TASK OBJECTIVE: Copy every line from the data below in which the string "ylabel" can be found.

╭──

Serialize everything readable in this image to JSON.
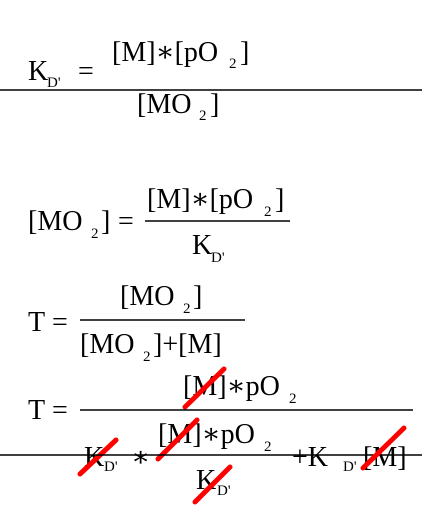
{
  "equations": {
    "eq1": {
      "lhs": "K",
      "lhs_sub": "D'",
      "op": "=",
      "num": "[M]∗[pO",
      "num_sub": "2",
      "num_end": "]",
      "den": "[MO",
      "den_sub": "2",
      "den_end": "]"
    },
    "eq2": {
      "lhs": "[MO",
      "lhs_sub": "2",
      "lhs_end": "]",
      "op": "=",
      "num": "[M]∗[pO",
      "num_sub": "2",
      "num_end": "]",
      "den": "K",
      "den_sub": "D'"
    },
    "eq3": {
      "lhs": "T",
      "op": "=",
      "num": "[MO",
      "num_sub": "2",
      "num_end": "]",
      "den": "[MO",
      "den_sub": "2",
      "den_mid": "]+[M]"
    },
    "eq4": {
      "lhs": "T",
      "op": "=",
      "num": "[M]∗pO",
      "num_sub": "2",
      "den_k": "K",
      "den_k_sub": "D'",
      "den_times": "∗",
      "inner_num": "[M]∗pO",
      "inner_num_sub": "2",
      "inner_den": "K",
      "inner_den_sub": "D'",
      "plus_k": "+K",
      "plus_k_sub": "D'",
      "plus_m": "[M]"
    }
  },
  "colors": {
    "strike": "#ff0000"
  }
}
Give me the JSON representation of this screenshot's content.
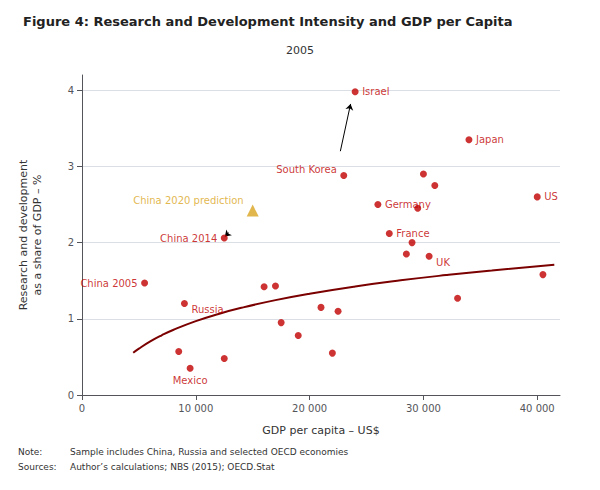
{
  "chart_data": {
    "type": "scatter",
    "title": "Figure 4: Research and Development Intensity and GDP per Capita",
    "subtitle": "2005",
    "xlabel": "GDP per capita – US$",
    "ylabel": "Research and development\nas a share of GDP – %",
    "xlim": [
      0,
      42000
    ],
    "ylim": [
      0,
      4.2
    ],
    "xticks": [
      0,
      {
        "value": 10000,
        "label": "10 000"
      },
      {
        "value": 20000,
        "label": "20 000"
      },
      {
        "value": 30000,
        "label": "30 000"
      },
      {
        "value": 40000,
        "label": "40 000"
      }
    ],
    "yticks": [
      0,
      1,
      2,
      3,
      4
    ],
    "grid": "y",
    "series": [
      {
        "type": "line",
        "color": "#7b0000",
        "x": [
          4500,
          5000,
          6000,
          7000,
          8000,
          10000,
          12000,
          14000,
          17000,
          20000,
          24000,
          28000,
          32000,
          36000,
          41500
        ],
        "values": [
          0.5542,
          0.6089,
          0.7037,
          0.7839,
          0.8533,
          0.9694,
          1.0642,
          1.1443,
          1.2453,
          1.3298,
          1.4246,
          1.5048,
          1.5742,
          1.6355,
          1.7094
        ]
      },
      {
        "type": "scatter",
        "color": "#c00000",
        "marker": "circle",
        "x": [
          5500,
          12500,
          9000,
          9500,
          8500,
          12500,
          16000,
          17000,
          17500,
          19000,
          22000,
          21000,
          22500,
          23000,
          24000,
          26000,
          27000,
          28500,
          29000,
          29500,
          30000,
          31000,
          30500,
          33000,
          34000,
          40000,
          40500
        ],
        "values": [
          1.47,
          2.06,
          1.2,
          0.35,
          0.57,
          0.48,
          1.42,
          1.43,
          0.95,
          0.78,
          0.55,
          1.15,
          1.1,
          2.88,
          3.98,
          2.5,
          2.12,
          1.85,
          2.0,
          2.45,
          2.9,
          2.75,
          1.82,
          1.27,
          3.35,
          2.6,
          1.58
        ]
      },
      {
        "type": "scatter",
        "color": "#daa520",
        "marker": "triangle",
        "x": [
          15000
        ],
        "values": [
          2.42
        ]
      }
    ],
    "annotations": [
      {
        "text": "China 2005",
        "x": 5500,
        "y": 1.47,
        "color": "#c00000"
      },
      {
        "text": "China 2014",
        "x": 12500,
        "y": 2.06,
        "color": "#c00000"
      },
      {
        "text": "Russia",
        "x": 9000,
        "y": 1.2,
        "color": "#c00000"
      },
      {
        "text": "Mexico",
        "x": 9500,
        "y": 0.35,
        "color": "#c00000"
      },
      {
        "text": "South Korea",
        "x": 23000,
        "y": 2.88,
        "color": "#c00000"
      },
      {
        "text": "Israel",
        "x": 24000,
        "y": 3.98,
        "color": "#c00000"
      },
      {
        "text": "Germany",
        "x": 26000,
        "y": 2.5,
        "color": "#c00000"
      },
      {
        "text": "France",
        "x": 27000,
        "y": 2.12,
        "color": "#c00000"
      },
      {
        "text": "UK",
        "x": 30500,
        "y": 1.82,
        "color": "#c00000"
      },
      {
        "text": "Japan",
        "x": 34000,
        "y": 3.35,
        "color": "#c00000"
      },
      {
        "text": "US",
        "x": 40000,
        "y": 2.6,
        "color": "#c00000"
      },
      {
        "text": "China 2020 prediction",
        "x": 15000,
        "y": 2.42,
        "color": "#daa520"
      }
    ],
    "arrows": [
      {
        "from": [
          12900,
          2.13
        ],
        "to": [
          12550,
          2.08
        ]
      },
      {
        "from": [
          22700,
          3.2
        ],
        "to": [
          23600,
          3.82
        ]
      }
    ],
    "notes": [
      {
        "label": "Note:",
        "text": "Sample includes China, Russia and selected OECD economies"
      },
      {
        "label": "Sources:",
        "text": "Author’s calculations; NBS (2015); OECD.Stat"
      }
    ]
  }
}
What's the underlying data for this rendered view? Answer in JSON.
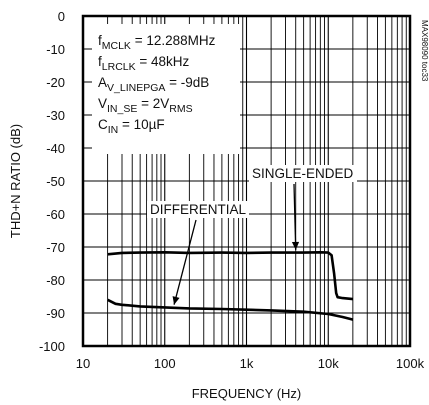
{
  "chart_data": {
    "type": "line",
    "title": "",
    "xlabel": "FREQUENCY (Hz)",
    "ylabel": "THD+N RATIO (dB)",
    "x_scale": "log",
    "xlim": [
      10,
      100000
    ],
    "ylim": [
      -100,
      0
    ],
    "x_ticks": [
      {
        "value": 10,
        "label": "10"
      },
      {
        "value": 100,
        "label": "100"
      },
      {
        "value": 1000,
        "label": "1k"
      },
      {
        "value": 10000,
        "label": "10k"
      },
      {
        "value": 100000,
        "label": "100k"
      }
    ],
    "y_ticks": [
      {
        "value": 0,
        "label": "0"
      },
      {
        "value": -10,
        "label": "-10"
      },
      {
        "value": -20,
        "label": "-20"
      },
      {
        "value": -30,
        "label": "-30"
      },
      {
        "value": -40,
        "label": "-40"
      },
      {
        "value": -50,
        "label": "-50"
      },
      {
        "value": -60,
        "label": "-60"
      },
      {
        "value": -70,
        "label": "-70"
      },
      {
        "value": -80,
        "label": "-80"
      },
      {
        "value": -90,
        "label": "-90"
      },
      {
        "value": -100,
        "label": "-100"
      }
    ],
    "grid": true,
    "conditions": [
      {
        "label": "f",
        "sub": "MCLK",
        "value": " = 12.288MHz"
      },
      {
        "label": "f",
        "sub": "LRCLK",
        "value": " = 48kHz"
      },
      {
        "label": "A",
        "sub": "V_LINEPGA",
        "value": " = -9dB"
      },
      {
        "label": "V",
        "sub": "IN_SE",
        "value": " = 2V",
        "sub2": "RMS"
      },
      {
        "label": "C",
        "sub": "IN",
        "value": " = 10µF"
      }
    ],
    "figure_code": "MAX98090 toc33",
    "series": [
      {
        "name": "SINGLE-ENDED",
        "x": [
          20,
          30,
          50,
          100,
          200,
          500,
          1000,
          2000,
          5000,
          8000,
          10000,
          11000,
          11800,
          12500,
          13000,
          15000,
          20000
        ],
        "y": [
          -72.2,
          -71.8,
          -71.7,
          -71.6,
          -71.8,
          -71.7,
          -71.8,
          -71.7,
          -71.7,
          -71.6,
          -71.7,
          -72.5,
          -78,
          -84,
          -85.2,
          -85.5,
          -85.8
        ]
      },
      {
        "name": "DIFFERENTIAL",
        "x": [
          20,
          25,
          30,
          50,
          100,
          200,
          500,
          1000,
          2000,
          5000,
          10000,
          15000,
          20000
        ],
        "y": [
          -86.0,
          -87.2,
          -87.5,
          -88.0,
          -88.3,
          -88.6,
          -88.8,
          -89.0,
          -89.2,
          -89.6,
          -90.3,
          -91.2,
          -92.0
        ]
      }
    ],
    "annotations": [
      {
        "text": "SINGLE-ENDED",
        "target_series": "SINGLE-ENDED",
        "target": {
          "x": 4000,
          "y": -71.8
        }
      },
      {
        "text": "DIFFERENTIAL",
        "target_series": "DIFFERENTIAL",
        "target": {
          "x": 130,
          "y": -88.4
        }
      }
    ]
  }
}
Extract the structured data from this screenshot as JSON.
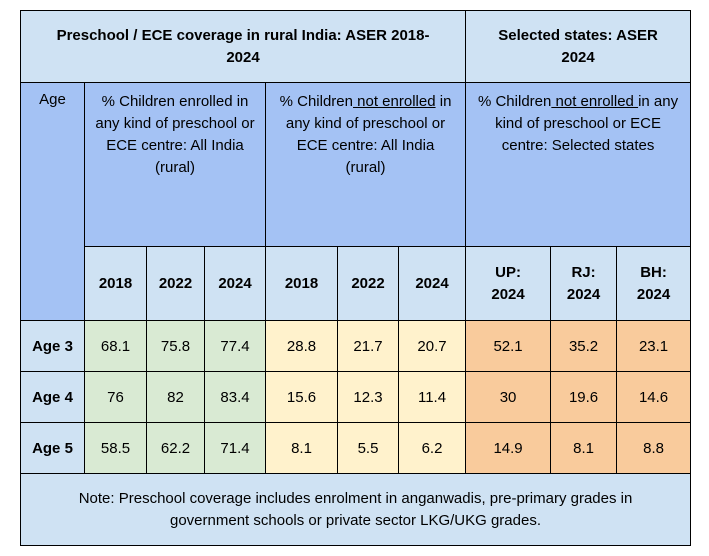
{
  "header": {
    "left_title": "Preschool / ECE coverage in rural India: ASER 2018-2024",
    "right_title": "Selected states: ASER 2024"
  },
  "columns": {
    "age": "Age",
    "enrolled": "% Children enrolled in any kind of preschool or ECE centre: All India (rural)",
    "not_enrolled_pre": "% Children",
    "not_enrolled_u": " not enrolled",
    "not_enrolled_post": " in any kind of preschool or ECE centre: All India (rural)",
    "states_pre": "% Children",
    "states_u": " not enrolled ",
    "states_post": "in any kind of preschool or ECE centre: Selected states"
  },
  "subheaders": {
    "e2018": "2018",
    "e2022": "2022",
    "e2024": "2024",
    "n2018": "2018",
    "n2022": "2022",
    "n2024": "2024",
    "up_a": "UP:",
    "up_b": "2024",
    "rj_a": "RJ:",
    "rj_b": "2024",
    "bh_a": "BH:",
    "bh_b": "2024"
  },
  "rows": [
    {
      "label": "Age 3",
      "e2018": "68.1",
      "e2022": "75.8",
      "e2024": "77.4",
      "n2018": "28.8",
      "n2022": "21.7",
      "n2024": "20.7",
      "up": "52.1",
      "rj": "35.2",
      "bh": "23.1"
    },
    {
      "label": "Age 4",
      "e2018": "76",
      "e2022": "82",
      "e2024": "83.4",
      "n2018": "15.6",
      "n2022": "12.3",
      "n2024": "11.4",
      "up": "30",
      "rj": "19.6",
      "bh": "14.6"
    },
    {
      "label": "Age 5",
      "e2018": "58.5",
      "e2022": "62.2",
      "e2024": "71.4",
      "n2018": "8.1",
      "n2022": "5.5",
      "n2024": "6.2",
      "up": "14.9",
      "rj": "8.1",
      "bh": "8.8"
    }
  ],
  "note": "Note: Preschool coverage includes enrolment in anganwadis, pre-primary grades in government schools or private sector LKG/UKG grades.",
  "colors": {
    "light_blue": "#cfe2f3",
    "mid_blue": "#a4c2f4",
    "green": "#d9ead3",
    "yellow": "#fff2cc",
    "orange": "#f9cb9c"
  }
}
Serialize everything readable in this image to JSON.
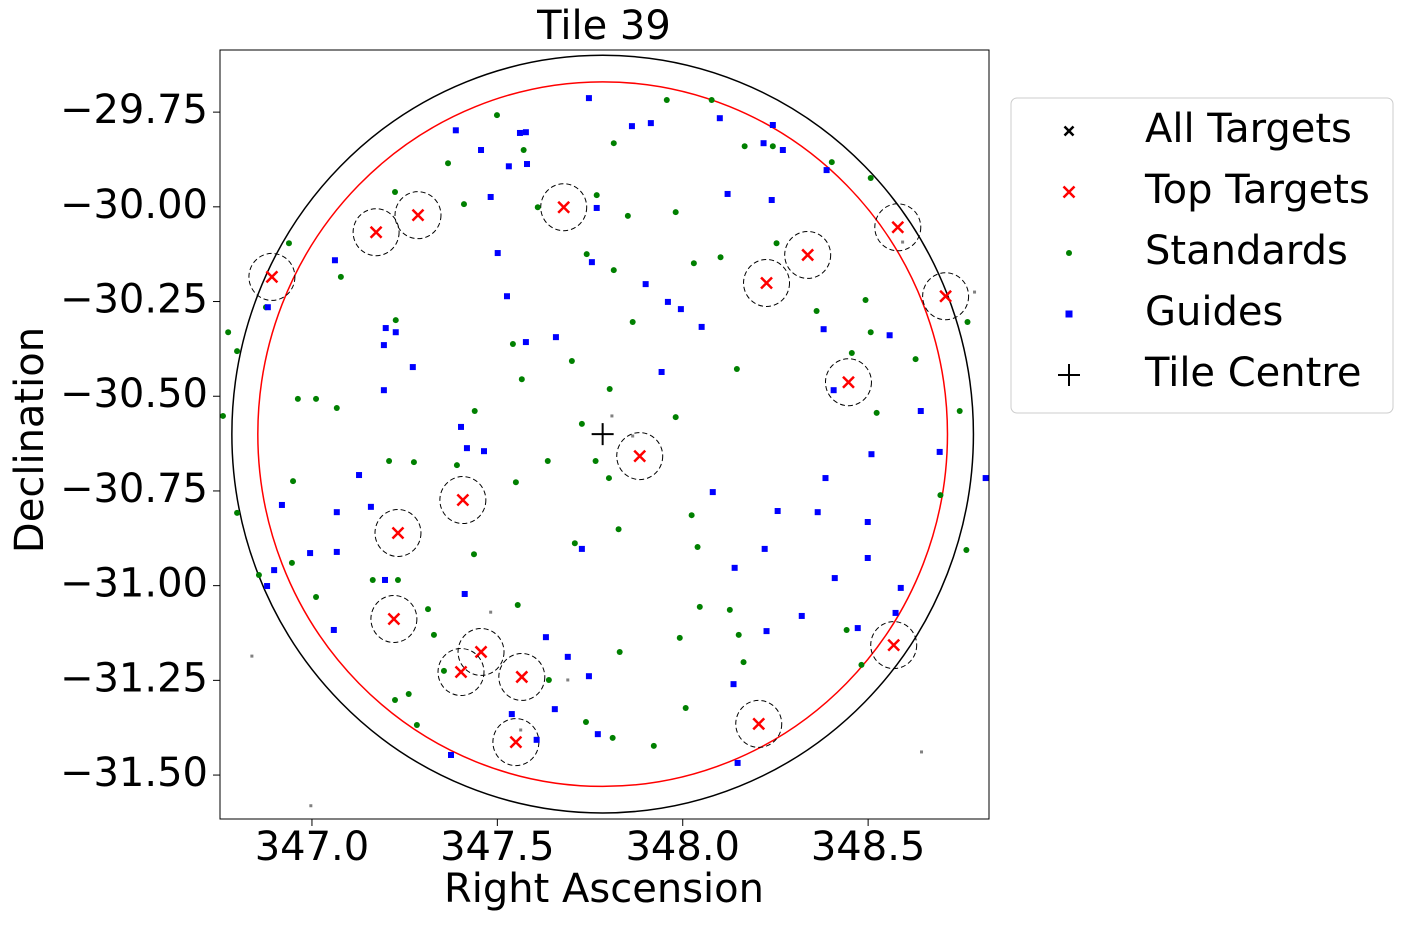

╰──

REPLY:
    "ylabel": "Research and development\nas a share of GDP – %",
    "ylabel": "THD+N RATIO (dB)",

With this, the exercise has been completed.